Challenge → Exactly as written, please set down all of the entries again, with no pictures.

[A block of data]
....

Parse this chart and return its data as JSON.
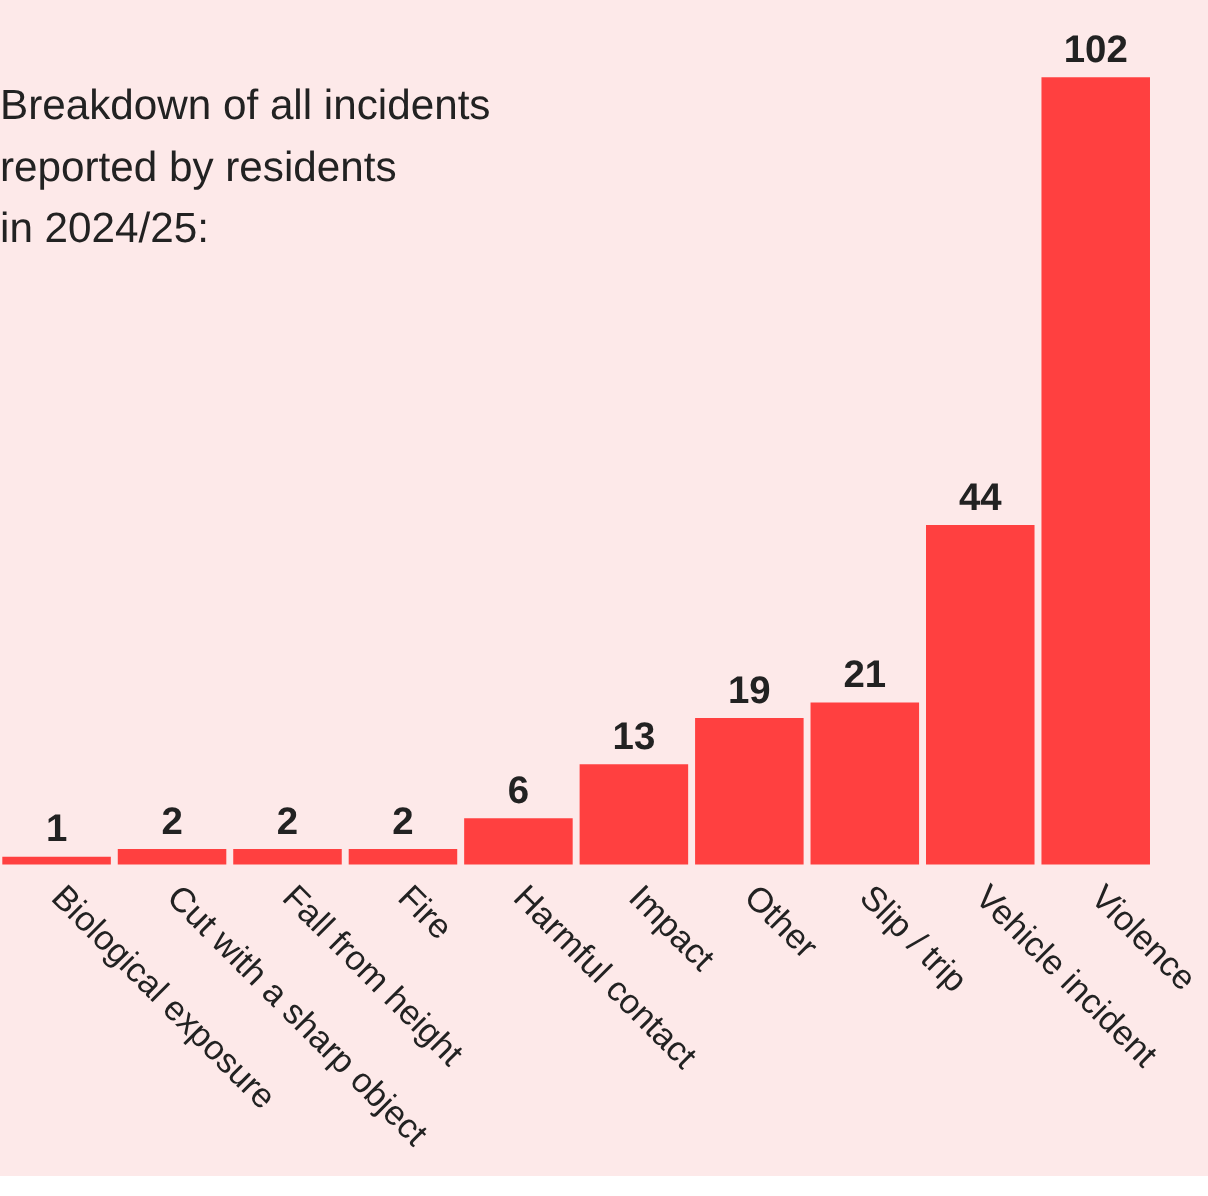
{
  "chart_data": {
    "type": "bar",
    "title": [
      "Breakdown of all incidents",
      "reported by residents",
      "in 2024/25:"
    ],
    "categories": [
      "Biological exposure",
      "Cut with a sharp object",
      "Fall from height",
      "Fire",
      "Harmful contact",
      "Impact",
      "Other",
      "Slip / trip",
      "Vehicle incident",
      "Violence"
    ],
    "values": [
      1,
      2,
      2,
      2,
      6,
      13,
      19,
      21,
      44,
      102
    ],
    "color": "#ff4040",
    "data_labels": true,
    "grid": false
  }
}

....

Solution below →
Parse this chart and return its data as JSON.
{
  "chart_data": {
    "type": "bar",
    "title": [
      "Breakdown of all incidents",
      "reported by residents",
      "in 2024/25:"
    ],
    "categories": [
      "Biological exposure",
      "Cut with a sharp object",
      "Fall from height",
      "Fire",
      "Harmful contact",
      "Impact",
      "Other",
      "Slip / trip",
      "Vehicle incident",
      "Violence"
    ],
    "values": [
      1,
      2,
      2,
      2,
      6,
      13,
      19,
      21,
      44,
      102
    ],
    "color": "#ff4040",
    "data_labels": true,
    "grid": false
  }
}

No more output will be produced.